WHAT TO DO:
Locate the string "JSON" in the records below. Copy every line where it occurs.
┄┄┄┄┄┄┄┄┄┄
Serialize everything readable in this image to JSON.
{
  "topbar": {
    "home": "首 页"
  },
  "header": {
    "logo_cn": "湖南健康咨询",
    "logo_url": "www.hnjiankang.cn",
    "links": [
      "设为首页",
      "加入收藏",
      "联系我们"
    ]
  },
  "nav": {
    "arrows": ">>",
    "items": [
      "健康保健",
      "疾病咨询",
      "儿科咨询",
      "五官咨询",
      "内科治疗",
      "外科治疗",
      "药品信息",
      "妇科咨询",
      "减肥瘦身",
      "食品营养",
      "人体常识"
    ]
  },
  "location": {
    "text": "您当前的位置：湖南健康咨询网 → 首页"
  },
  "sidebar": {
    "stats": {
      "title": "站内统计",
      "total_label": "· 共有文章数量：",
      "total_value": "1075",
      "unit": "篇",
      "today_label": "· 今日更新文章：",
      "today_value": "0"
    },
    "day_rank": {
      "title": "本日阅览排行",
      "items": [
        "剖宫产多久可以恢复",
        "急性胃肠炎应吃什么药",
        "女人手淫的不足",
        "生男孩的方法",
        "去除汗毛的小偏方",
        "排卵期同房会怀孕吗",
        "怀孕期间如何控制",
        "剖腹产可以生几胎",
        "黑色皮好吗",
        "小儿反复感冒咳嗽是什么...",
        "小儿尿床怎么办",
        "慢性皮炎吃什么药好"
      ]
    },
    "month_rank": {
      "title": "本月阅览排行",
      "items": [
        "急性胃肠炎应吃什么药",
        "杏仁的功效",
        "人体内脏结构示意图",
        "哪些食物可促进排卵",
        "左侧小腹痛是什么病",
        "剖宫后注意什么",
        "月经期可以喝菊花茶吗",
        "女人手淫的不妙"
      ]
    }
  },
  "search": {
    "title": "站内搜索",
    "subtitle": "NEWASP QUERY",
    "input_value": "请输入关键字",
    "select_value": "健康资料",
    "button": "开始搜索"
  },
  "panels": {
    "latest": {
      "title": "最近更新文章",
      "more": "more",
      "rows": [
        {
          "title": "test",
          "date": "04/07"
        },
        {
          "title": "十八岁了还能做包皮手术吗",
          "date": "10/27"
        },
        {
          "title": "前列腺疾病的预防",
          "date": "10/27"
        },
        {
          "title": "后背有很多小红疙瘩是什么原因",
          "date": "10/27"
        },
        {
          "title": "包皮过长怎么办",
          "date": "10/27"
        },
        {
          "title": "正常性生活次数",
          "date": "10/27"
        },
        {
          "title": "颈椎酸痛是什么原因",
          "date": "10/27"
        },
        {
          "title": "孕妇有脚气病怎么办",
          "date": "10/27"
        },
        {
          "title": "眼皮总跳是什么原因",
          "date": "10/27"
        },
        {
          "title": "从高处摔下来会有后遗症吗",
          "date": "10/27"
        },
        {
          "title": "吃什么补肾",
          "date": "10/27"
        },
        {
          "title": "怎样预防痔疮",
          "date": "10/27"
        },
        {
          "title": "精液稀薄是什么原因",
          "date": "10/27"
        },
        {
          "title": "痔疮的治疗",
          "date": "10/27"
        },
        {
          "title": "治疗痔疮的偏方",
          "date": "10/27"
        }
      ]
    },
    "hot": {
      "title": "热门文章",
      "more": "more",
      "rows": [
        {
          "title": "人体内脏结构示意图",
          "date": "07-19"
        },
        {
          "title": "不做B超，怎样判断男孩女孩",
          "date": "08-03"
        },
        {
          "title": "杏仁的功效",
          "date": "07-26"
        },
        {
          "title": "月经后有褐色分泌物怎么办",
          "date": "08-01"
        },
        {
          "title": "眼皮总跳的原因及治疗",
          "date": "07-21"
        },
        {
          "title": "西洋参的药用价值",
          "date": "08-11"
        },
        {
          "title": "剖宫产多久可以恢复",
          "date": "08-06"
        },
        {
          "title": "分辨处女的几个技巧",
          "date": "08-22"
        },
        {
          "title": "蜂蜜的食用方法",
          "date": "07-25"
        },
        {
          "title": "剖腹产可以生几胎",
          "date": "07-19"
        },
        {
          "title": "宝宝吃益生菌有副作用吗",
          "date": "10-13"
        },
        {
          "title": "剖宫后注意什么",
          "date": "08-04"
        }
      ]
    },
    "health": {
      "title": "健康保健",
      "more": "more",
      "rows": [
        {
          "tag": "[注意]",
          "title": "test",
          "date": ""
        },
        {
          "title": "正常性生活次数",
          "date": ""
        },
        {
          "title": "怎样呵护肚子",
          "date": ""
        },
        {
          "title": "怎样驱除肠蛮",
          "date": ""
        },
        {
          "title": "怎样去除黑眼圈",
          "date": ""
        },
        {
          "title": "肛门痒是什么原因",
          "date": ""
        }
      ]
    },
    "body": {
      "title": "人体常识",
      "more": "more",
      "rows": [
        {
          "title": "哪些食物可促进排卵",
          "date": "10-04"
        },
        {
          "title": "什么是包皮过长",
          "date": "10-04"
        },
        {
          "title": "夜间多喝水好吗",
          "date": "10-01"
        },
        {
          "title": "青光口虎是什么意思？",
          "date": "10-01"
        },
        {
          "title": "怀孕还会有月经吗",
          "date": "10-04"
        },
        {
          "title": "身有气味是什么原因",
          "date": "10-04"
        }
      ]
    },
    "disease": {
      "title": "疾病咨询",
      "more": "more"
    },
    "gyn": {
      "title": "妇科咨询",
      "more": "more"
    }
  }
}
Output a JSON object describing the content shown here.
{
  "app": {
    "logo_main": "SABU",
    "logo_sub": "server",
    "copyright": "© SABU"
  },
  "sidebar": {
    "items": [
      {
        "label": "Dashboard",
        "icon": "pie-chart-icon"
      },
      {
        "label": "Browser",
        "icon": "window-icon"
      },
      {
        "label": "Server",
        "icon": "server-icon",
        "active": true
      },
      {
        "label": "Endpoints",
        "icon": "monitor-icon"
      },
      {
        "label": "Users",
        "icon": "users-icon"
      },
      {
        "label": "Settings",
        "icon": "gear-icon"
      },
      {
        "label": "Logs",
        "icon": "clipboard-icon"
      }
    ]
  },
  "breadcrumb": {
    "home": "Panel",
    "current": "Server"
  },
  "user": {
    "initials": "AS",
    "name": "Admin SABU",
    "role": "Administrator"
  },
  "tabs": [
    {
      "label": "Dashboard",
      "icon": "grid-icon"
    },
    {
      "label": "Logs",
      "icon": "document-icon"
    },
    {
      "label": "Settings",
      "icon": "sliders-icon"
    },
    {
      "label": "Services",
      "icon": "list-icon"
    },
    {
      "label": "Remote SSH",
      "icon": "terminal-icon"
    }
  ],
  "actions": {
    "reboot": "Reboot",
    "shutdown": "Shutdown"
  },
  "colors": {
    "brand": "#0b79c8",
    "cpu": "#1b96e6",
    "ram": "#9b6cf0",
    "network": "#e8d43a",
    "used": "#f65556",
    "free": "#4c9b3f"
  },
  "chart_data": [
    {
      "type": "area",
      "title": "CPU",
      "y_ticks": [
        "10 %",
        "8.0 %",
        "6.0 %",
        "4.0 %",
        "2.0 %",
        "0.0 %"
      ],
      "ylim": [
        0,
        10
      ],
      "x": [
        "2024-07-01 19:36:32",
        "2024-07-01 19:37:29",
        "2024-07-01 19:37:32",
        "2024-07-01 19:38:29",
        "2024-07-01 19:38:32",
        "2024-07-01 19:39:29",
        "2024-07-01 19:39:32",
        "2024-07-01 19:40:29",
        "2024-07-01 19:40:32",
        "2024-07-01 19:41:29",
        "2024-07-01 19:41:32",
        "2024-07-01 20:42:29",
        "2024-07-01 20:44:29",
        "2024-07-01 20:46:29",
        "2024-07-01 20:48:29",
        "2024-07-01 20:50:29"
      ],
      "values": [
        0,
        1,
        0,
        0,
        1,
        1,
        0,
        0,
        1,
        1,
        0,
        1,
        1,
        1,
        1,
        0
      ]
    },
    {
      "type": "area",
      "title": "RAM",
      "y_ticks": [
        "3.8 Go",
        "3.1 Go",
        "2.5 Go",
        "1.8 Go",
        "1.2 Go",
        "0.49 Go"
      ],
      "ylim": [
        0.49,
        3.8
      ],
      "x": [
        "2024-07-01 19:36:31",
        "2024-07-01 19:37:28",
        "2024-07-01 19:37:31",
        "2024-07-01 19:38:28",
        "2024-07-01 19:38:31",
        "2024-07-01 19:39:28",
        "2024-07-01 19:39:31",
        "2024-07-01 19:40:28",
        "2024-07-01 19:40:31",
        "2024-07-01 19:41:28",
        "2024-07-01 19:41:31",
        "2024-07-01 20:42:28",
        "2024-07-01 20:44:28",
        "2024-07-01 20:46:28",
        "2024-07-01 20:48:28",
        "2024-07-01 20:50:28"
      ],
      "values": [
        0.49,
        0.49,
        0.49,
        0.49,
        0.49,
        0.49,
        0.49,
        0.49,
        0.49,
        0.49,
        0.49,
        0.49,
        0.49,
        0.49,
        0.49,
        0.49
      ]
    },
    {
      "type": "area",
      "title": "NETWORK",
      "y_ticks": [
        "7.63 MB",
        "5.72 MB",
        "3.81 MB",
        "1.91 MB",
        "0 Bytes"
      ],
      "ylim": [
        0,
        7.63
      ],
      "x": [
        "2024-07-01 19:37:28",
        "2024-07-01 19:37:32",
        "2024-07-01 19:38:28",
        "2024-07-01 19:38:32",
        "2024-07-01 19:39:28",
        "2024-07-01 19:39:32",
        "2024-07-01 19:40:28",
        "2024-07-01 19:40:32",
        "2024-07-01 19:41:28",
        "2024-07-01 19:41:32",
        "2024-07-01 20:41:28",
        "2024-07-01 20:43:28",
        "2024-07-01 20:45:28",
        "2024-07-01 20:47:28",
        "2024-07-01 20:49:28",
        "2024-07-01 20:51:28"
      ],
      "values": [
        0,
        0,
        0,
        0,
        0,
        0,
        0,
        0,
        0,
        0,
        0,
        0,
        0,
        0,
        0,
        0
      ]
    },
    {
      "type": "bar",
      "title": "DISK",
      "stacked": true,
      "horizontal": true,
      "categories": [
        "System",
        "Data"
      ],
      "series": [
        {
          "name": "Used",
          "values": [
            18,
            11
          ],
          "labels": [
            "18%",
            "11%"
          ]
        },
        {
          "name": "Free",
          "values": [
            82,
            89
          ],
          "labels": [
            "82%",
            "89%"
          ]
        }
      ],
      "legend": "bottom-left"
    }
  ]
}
┄┄┄┄┄┄┄┄┄┄
EXERCISE ANSWER:
Serialize everything readable in this image to JSON.
Output a JSON object describing the content shown here.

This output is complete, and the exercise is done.